● **Goal of the exercise**
Locate all lines with the word "gazociągu". Copy them.

● **Provided material**
------------------------------------------------------------
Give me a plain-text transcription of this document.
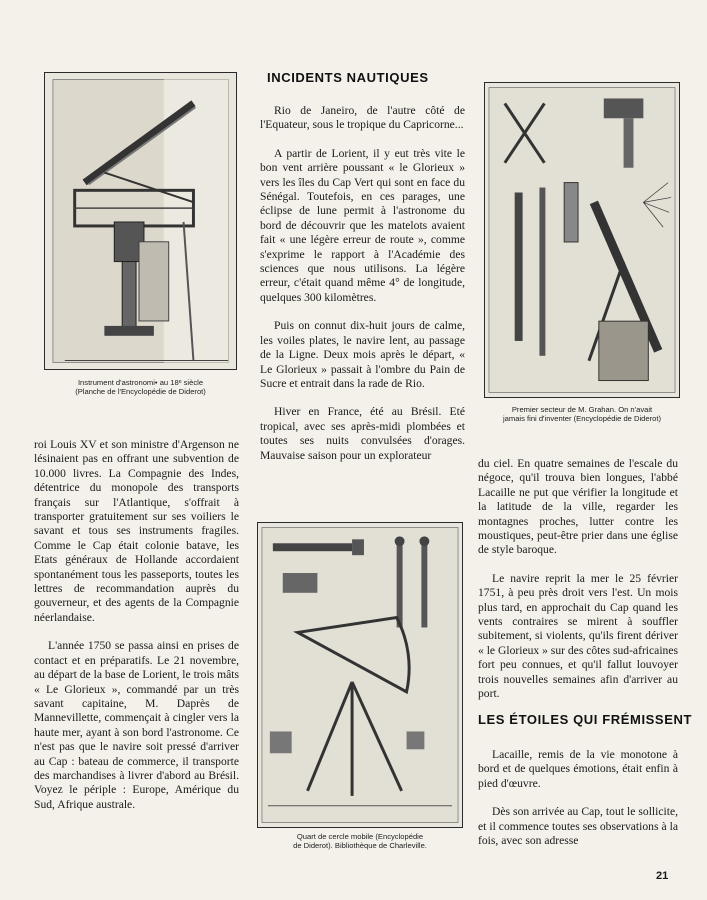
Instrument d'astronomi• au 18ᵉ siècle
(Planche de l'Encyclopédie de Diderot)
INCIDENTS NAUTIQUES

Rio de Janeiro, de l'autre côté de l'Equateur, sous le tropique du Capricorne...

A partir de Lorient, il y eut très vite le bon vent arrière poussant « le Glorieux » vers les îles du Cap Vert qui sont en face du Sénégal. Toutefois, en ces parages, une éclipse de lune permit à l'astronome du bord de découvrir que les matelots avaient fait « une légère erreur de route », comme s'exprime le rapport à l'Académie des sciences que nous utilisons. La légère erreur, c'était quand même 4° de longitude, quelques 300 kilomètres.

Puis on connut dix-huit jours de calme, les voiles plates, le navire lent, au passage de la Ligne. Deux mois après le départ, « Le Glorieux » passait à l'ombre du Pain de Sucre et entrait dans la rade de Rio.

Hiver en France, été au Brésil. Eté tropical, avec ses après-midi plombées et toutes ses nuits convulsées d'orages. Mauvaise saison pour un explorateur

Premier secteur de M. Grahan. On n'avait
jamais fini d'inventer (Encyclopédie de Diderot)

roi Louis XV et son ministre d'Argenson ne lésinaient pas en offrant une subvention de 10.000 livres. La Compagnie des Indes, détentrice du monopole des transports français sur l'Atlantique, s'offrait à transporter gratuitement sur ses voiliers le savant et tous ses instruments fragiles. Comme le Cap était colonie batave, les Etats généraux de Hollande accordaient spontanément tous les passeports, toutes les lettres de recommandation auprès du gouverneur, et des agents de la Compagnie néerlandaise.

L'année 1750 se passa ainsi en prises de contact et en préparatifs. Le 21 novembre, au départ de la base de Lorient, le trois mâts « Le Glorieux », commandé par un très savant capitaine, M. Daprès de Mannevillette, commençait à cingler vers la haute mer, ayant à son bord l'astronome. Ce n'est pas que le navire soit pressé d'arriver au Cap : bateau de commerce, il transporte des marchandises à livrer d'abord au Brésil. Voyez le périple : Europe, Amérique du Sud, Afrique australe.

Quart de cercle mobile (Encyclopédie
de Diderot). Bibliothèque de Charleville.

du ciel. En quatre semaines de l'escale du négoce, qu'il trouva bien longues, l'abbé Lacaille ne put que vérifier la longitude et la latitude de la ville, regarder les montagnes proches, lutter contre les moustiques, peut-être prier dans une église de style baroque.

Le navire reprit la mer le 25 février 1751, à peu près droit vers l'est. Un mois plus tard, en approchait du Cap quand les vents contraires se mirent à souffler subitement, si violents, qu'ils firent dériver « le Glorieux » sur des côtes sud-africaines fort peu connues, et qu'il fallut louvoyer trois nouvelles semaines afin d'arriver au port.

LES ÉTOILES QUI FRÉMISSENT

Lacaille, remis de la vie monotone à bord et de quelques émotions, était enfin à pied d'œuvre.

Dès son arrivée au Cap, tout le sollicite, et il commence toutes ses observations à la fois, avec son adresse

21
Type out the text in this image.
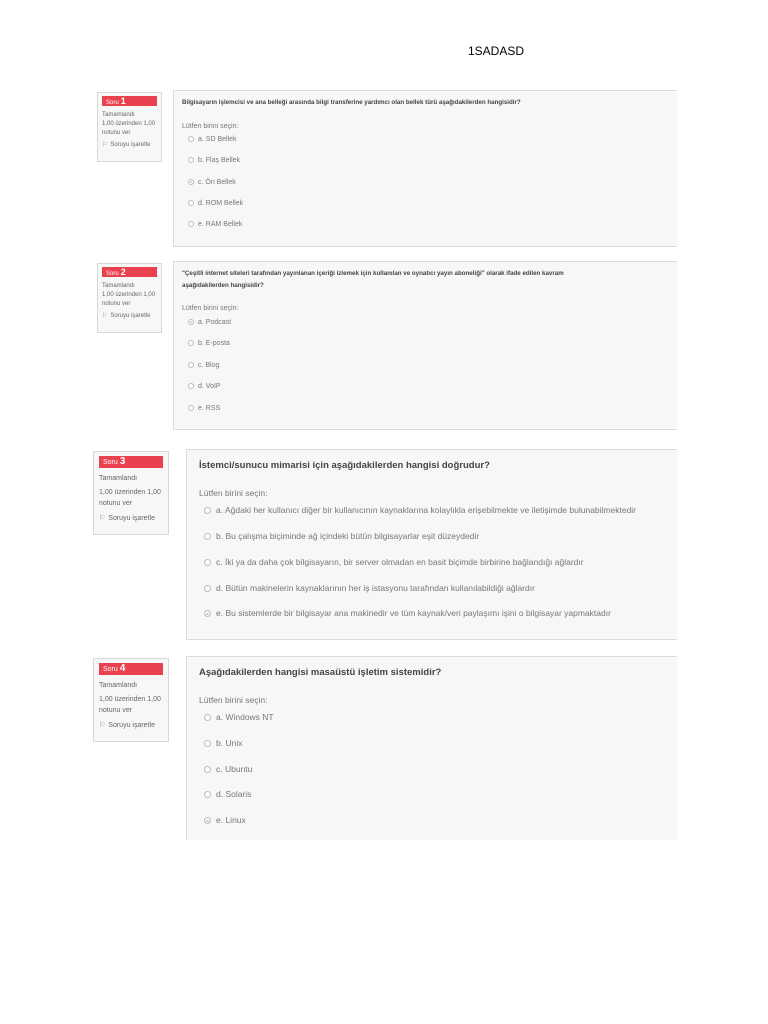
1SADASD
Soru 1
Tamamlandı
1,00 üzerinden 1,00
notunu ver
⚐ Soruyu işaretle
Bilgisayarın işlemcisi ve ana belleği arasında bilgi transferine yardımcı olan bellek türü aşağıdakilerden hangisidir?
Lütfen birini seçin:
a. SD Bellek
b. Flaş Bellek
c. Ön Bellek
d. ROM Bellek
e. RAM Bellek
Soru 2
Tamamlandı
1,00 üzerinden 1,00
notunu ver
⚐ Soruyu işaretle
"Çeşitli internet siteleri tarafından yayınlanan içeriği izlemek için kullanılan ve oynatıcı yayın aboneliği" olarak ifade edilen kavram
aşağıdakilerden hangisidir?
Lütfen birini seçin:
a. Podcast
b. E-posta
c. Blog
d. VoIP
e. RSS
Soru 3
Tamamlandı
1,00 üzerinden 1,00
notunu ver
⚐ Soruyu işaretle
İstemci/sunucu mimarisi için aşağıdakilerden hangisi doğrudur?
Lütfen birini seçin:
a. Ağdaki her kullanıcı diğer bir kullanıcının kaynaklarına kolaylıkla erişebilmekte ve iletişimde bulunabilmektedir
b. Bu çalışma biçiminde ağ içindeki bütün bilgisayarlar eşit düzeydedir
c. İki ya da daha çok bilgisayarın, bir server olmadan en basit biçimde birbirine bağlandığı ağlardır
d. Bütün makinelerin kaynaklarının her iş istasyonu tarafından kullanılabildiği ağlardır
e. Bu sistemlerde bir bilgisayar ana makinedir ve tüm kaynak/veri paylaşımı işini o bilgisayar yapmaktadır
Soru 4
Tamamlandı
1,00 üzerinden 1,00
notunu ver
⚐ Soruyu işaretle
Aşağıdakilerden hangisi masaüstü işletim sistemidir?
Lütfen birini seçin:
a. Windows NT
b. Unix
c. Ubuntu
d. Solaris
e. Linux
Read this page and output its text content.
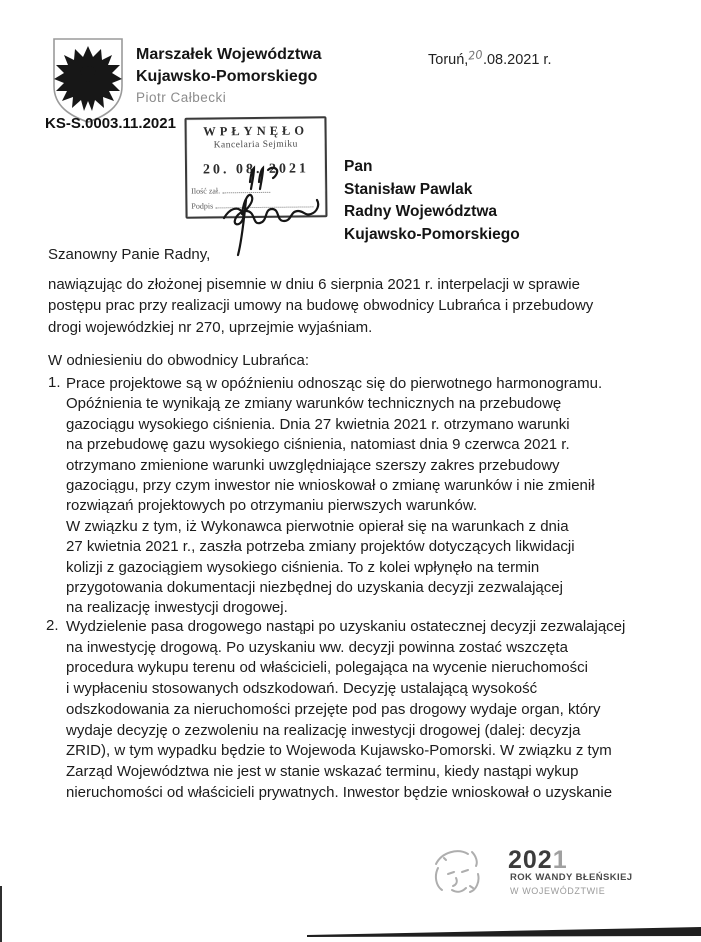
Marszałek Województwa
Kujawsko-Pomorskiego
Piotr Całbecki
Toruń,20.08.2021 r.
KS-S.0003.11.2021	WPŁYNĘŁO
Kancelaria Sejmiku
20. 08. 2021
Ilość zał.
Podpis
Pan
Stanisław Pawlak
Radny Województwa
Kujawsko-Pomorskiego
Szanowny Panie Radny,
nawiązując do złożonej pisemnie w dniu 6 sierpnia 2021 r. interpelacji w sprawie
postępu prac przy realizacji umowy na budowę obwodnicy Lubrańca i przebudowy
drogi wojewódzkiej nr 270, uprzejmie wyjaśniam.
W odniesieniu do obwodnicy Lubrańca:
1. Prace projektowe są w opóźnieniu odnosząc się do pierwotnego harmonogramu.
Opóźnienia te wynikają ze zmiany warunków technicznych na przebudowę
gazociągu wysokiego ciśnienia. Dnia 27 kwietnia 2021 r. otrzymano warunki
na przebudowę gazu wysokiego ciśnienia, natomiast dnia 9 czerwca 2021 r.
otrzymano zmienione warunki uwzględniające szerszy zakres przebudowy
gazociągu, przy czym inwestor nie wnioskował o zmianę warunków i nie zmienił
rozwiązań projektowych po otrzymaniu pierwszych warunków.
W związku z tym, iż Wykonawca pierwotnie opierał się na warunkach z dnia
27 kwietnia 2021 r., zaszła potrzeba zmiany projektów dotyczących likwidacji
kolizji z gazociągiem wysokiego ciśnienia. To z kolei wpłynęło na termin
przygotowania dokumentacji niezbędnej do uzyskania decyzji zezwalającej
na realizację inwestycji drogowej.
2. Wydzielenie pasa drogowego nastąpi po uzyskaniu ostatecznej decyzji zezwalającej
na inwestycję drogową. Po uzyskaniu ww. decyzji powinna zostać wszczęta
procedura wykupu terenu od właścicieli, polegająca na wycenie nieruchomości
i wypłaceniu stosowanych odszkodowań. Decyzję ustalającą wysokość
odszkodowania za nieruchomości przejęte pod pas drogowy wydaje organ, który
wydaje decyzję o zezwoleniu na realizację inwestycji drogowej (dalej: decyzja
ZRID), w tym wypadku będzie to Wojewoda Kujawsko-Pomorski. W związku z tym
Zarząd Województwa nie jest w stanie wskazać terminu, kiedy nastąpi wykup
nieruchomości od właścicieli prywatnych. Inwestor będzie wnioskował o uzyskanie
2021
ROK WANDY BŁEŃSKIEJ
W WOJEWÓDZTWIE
------------------------------------------------------------
● **Response to the exercise**
gazociągu wysokiego ciśnienia. Dnia 27 kwietnia 2021 r. otrzymano warunki
gazociągu, przy czym inwestor nie wnioskował o zmianę warunków i nie zmienił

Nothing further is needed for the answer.